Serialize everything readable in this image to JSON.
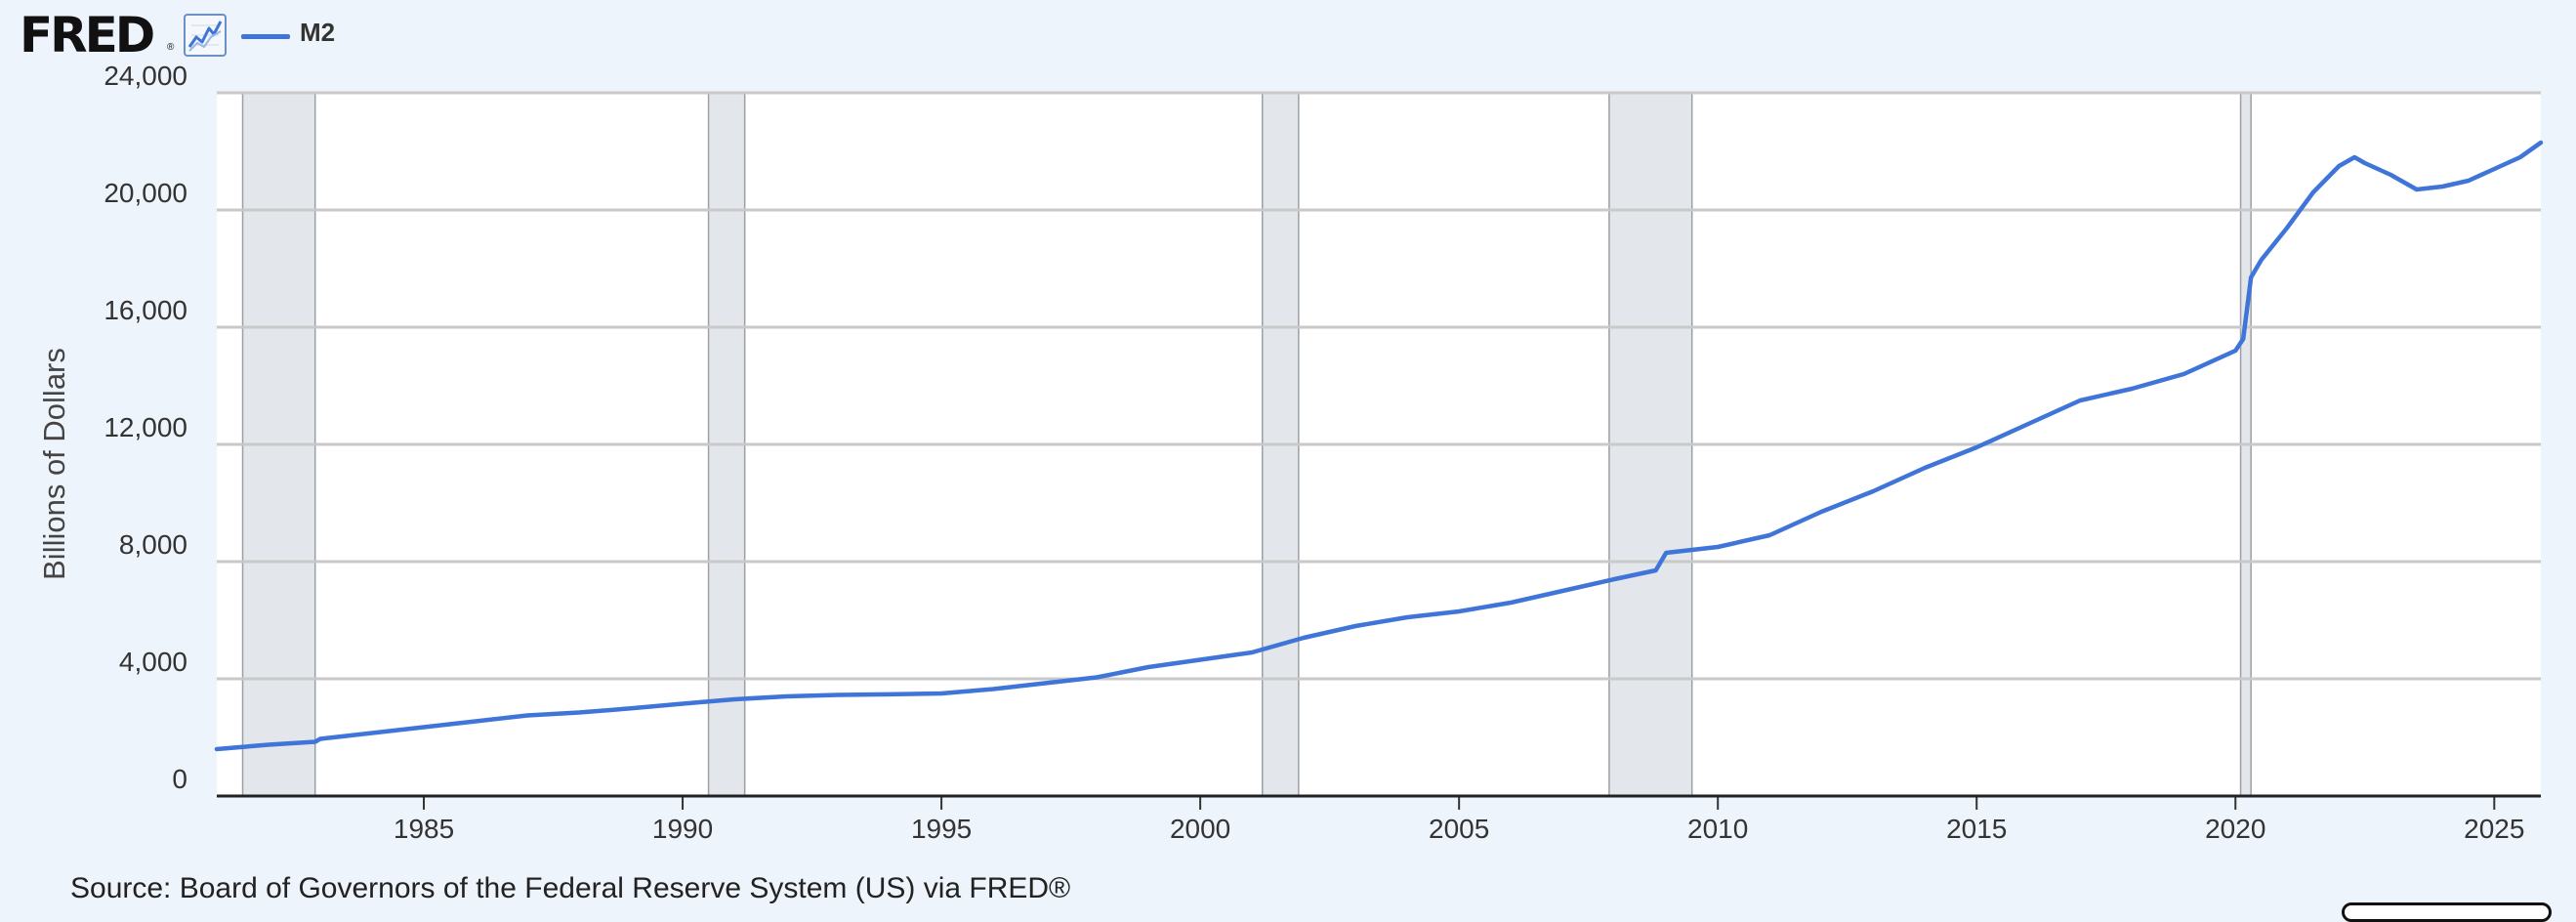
{
  "header": {
    "logo_text": "FRED",
    "logo_registered": "®",
    "graph_icon": "line-chart-icon",
    "legend_label": "M2"
  },
  "source": "Source: Board of Governors of the Federal Reserve System (US) via FRED®",
  "colors": {
    "background": "#eef4fb",
    "plot_background": "#ffffff",
    "line": "#3f75d9",
    "grid": "#c9c9c9",
    "recession_band": "#e3e6ea"
  },
  "chart_data": {
    "type": "line",
    "title": "",
    "xlabel": "",
    "ylabel": "Billions of Dollars",
    "xlim": [
      1981.0,
      2025.9
    ],
    "ylim": [
      0,
      24000
    ],
    "yticks": [
      0,
      4000,
      8000,
      12000,
      16000,
      20000,
      24000
    ],
    "ytick_labels": [
      "0",
      "4,000",
      "8,000",
      "12,000",
      "16,000",
      "20,000",
      "24,000"
    ],
    "xticks": [
      1985,
      1990,
      1995,
      2000,
      2005,
      2010,
      2015,
      2020,
      2025
    ],
    "xtick_labels": [
      "1985",
      "1990",
      "1995",
      "2000",
      "2005",
      "2010",
      "2015",
      "2020",
      "2025"
    ],
    "grid": true,
    "legend": "top-left",
    "recessions": [
      [
        1981.5,
        1982.9
      ],
      [
        1990.5,
        1991.2
      ],
      [
        2001.2,
        2001.9
      ],
      [
        2007.9,
        2009.5
      ],
      [
        2020.1,
        2020.3
      ]
    ],
    "series": [
      {
        "name": "M2",
        "x": [
          1981.0,
          1982.0,
          1982.9,
          1983.0,
          1984.0,
          1985.0,
          1986.0,
          1987.0,
          1988.0,
          1989.0,
          1990.0,
          1991.0,
          1992.0,
          1993.0,
          1994.0,
          1995.0,
          1996.0,
          1997.0,
          1998.0,
          1999.0,
          2000.0,
          2001.0,
          2002.0,
          2003.0,
          2004.0,
          2005.0,
          2006.0,
          2007.0,
          2008.0,
          2008.8,
          2009.0,
          2010.0,
          2011.0,
          2012.0,
          2013.0,
          2014.0,
          2015.0,
          2016.0,
          2017.0,
          2018.0,
          2019.0,
          2020.0,
          2020.15,
          2020.3,
          2020.5,
          2021.0,
          2021.5,
          2022.0,
          2022.3,
          2022.5,
          2023.0,
          2023.5,
          2024.0,
          2024.5,
          2025.0,
          2025.5,
          2025.9
        ],
        "y": [
          1600,
          1750,
          1850,
          1950,
          2150,
          2350,
          2550,
          2750,
          2850,
          2990,
          3150,
          3300,
          3400,
          3450,
          3470,
          3500,
          3650,
          3850,
          4050,
          4400,
          4650,
          4900,
          5400,
          5800,
          6100,
          6300,
          6600,
          7000,
          7400,
          7700,
          8300,
          8500,
          8900,
          9700,
          10400,
          11200,
          11900,
          12700,
          13500,
          13900,
          14400,
          15200,
          15600,
          17700,
          18300,
          19400,
          20600,
          21500,
          21800,
          21600,
          21200,
          20700,
          20800,
          21000,
          21400,
          21800,
          22300
        ]
      }
    ]
  }
}
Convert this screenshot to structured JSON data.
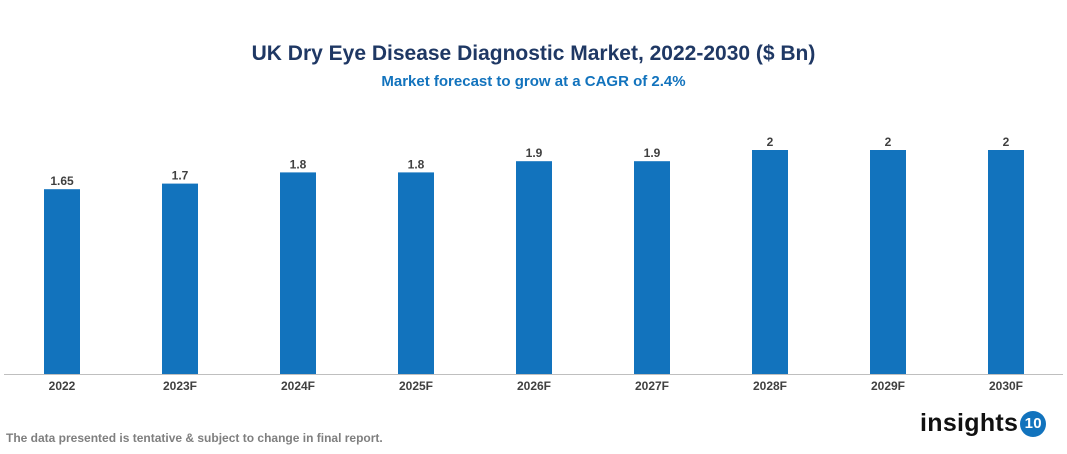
{
  "chart_data": {
    "type": "bar",
    "title": "UK Dry Eye Disease Diagnostic Market, 2022-2030 ($ Bn)",
    "subtitle": "Market forecast to grow at a CAGR of 2.4%",
    "categories": [
      "2022",
      "2023F",
      "2024F",
      "2025F",
      "2026F",
      "2027F",
      "2028F",
      "2029F",
      "2030F"
    ],
    "values": [
      1.65,
      1.7,
      1.8,
      1.8,
      1.9,
      1.9,
      2,
      2,
      2
    ],
    "xlabel": "",
    "ylabel": "",
    "ylim": [
      0,
      2
    ],
    "grid": false,
    "bar_color": "#1273bd"
  },
  "footer": {
    "note": "The data presented is tentative & subject to change in final report.",
    "logo_text": "insights",
    "logo_badge": "10"
  }
}
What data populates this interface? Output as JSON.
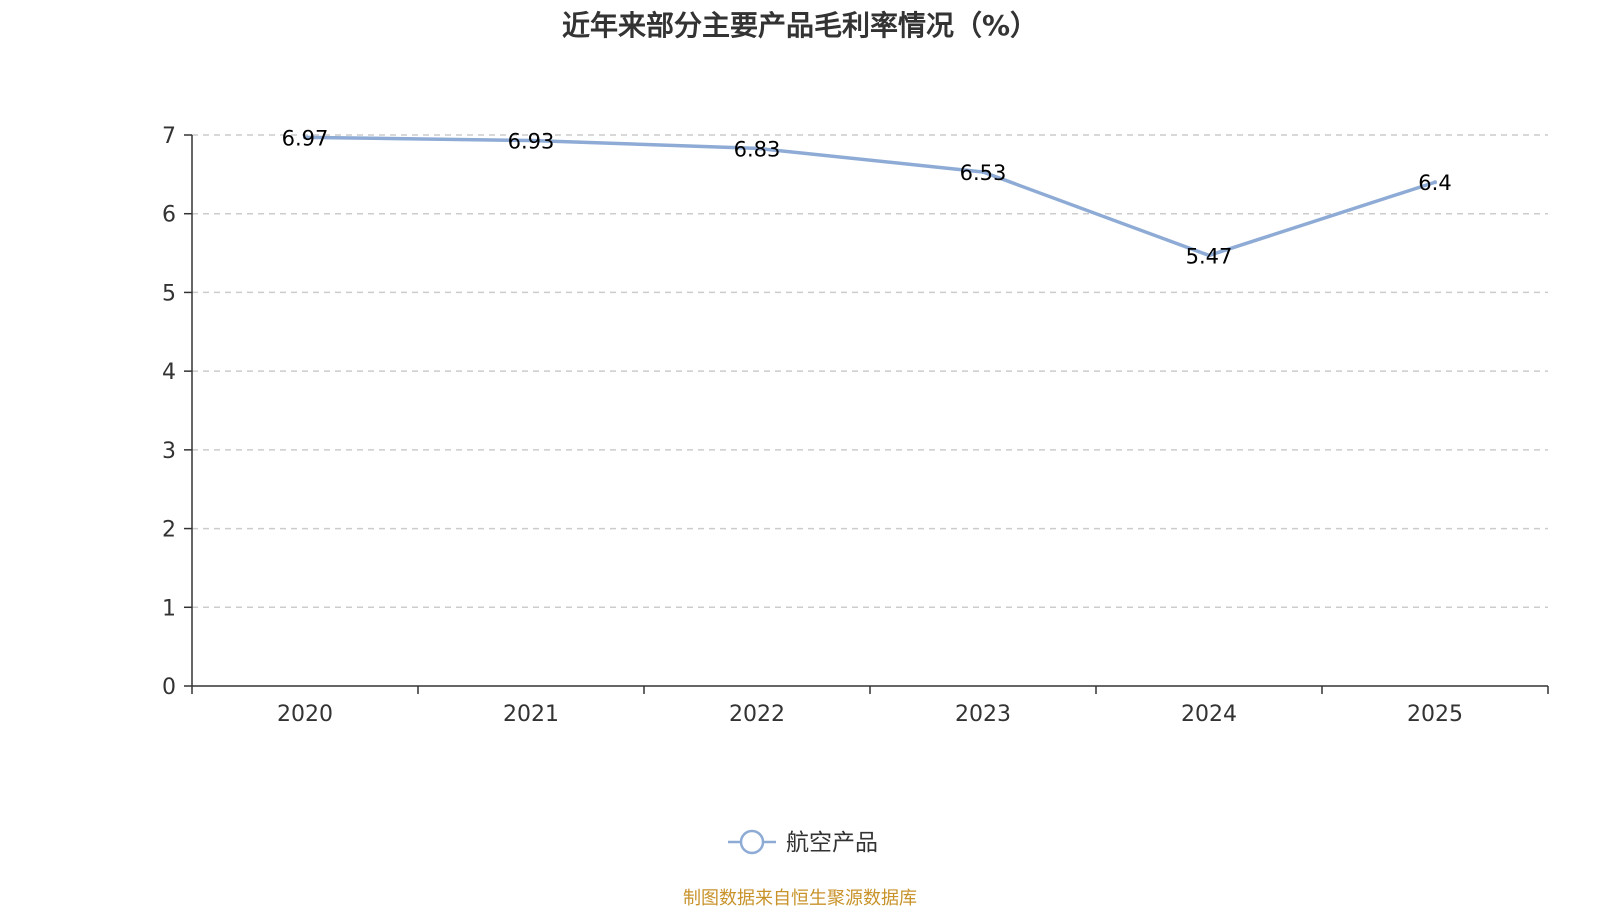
{
  "title": "近年来部分主要产品毛利率情况（%）",
  "source": "制图数据来自恒生聚源数据库",
  "colors": {
    "series": "#8eabd6",
    "grid": "#cccccc",
    "axis": "#333333",
    "source": "#c8932b"
  },
  "chart_data": {
    "type": "line",
    "title": "近年来部分主要产品毛利率情况（%）",
    "categories": [
      "2020",
      "2021",
      "2022",
      "2023",
      "2024",
      "2025"
    ],
    "series": [
      {
        "name": "航空产品",
        "values": [
          6.97,
          6.93,
          6.83,
          6.53,
          5.47,
          6.4
        ]
      }
    ],
    "data_labels": [
      "6.97",
      "6.93",
      "6.83",
      "6.53",
      "5.47",
      "6.4"
    ],
    "y_ticks": [
      "0",
      "1",
      "2",
      "3",
      "4",
      "5",
      "6",
      "7"
    ],
    "ylim": [
      0,
      7
    ],
    "grid": true,
    "grid_style": "dashed",
    "legend_position": "bottom-center"
  }
}
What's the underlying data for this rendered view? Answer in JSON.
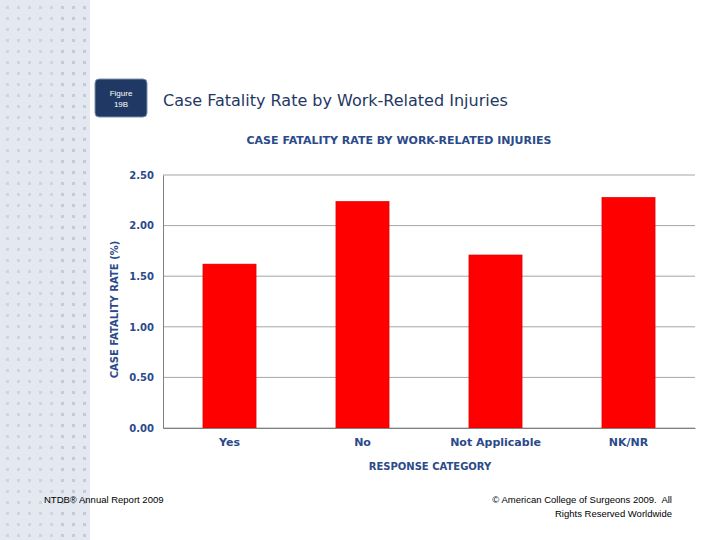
{
  "slide": {
    "figure_label": [
      "Figure",
      "19B"
    ],
    "heading": "Case Fatality Rate by Work-Related Injuries",
    "footer_left": "NTDB® Annual Report 2009",
    "footer_right": [
      "© American College of Surgeons 2009.  All",
      "Rights Reserved Worldwide"
    ]
  },
  "chart_data": {
    "type": "bar",
    "title": "CASE FATALITY RATE BY WORK-RELATED INJURIES",
    "x_label": "RESPONSE CATEGORY",
    "y_label": "CASE FATALITY RATE (%)",
    "categories": [
      "Yes",
      "No",
      "Not Applicable",
      "NK/NR"
    ],
    "values": [
      1.62,
      2.24,
      1.71,
      2.28
    ],
    "color": "#ff0000",
    "ylim": [
      0,
      2.5
    ],
    "yticks": [
      {
        "value": 0,
        "label": "0.00"
      },
      {
        "value": 0.5,
        "label": "0.50"
      },
      {
        "value": 1,
        "label": "1.00"
      },
      {
        "value": 1.5,
        "label": "1.50"
      },
      {
        "value": 2,
        "label": "2.00"
      },
      {
        "value": 2.5,
        "label": "2.50"
      }
    ],
    "grid": true
  }
}
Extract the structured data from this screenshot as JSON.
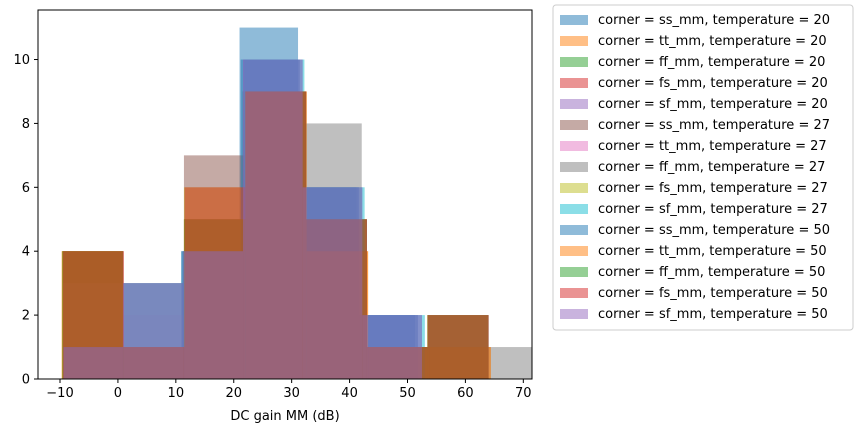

> [DESCRIPTION OF THE TASK]: The answer is a single number: how many lines include the word "this"?

> [FINAL ANSWER]: 5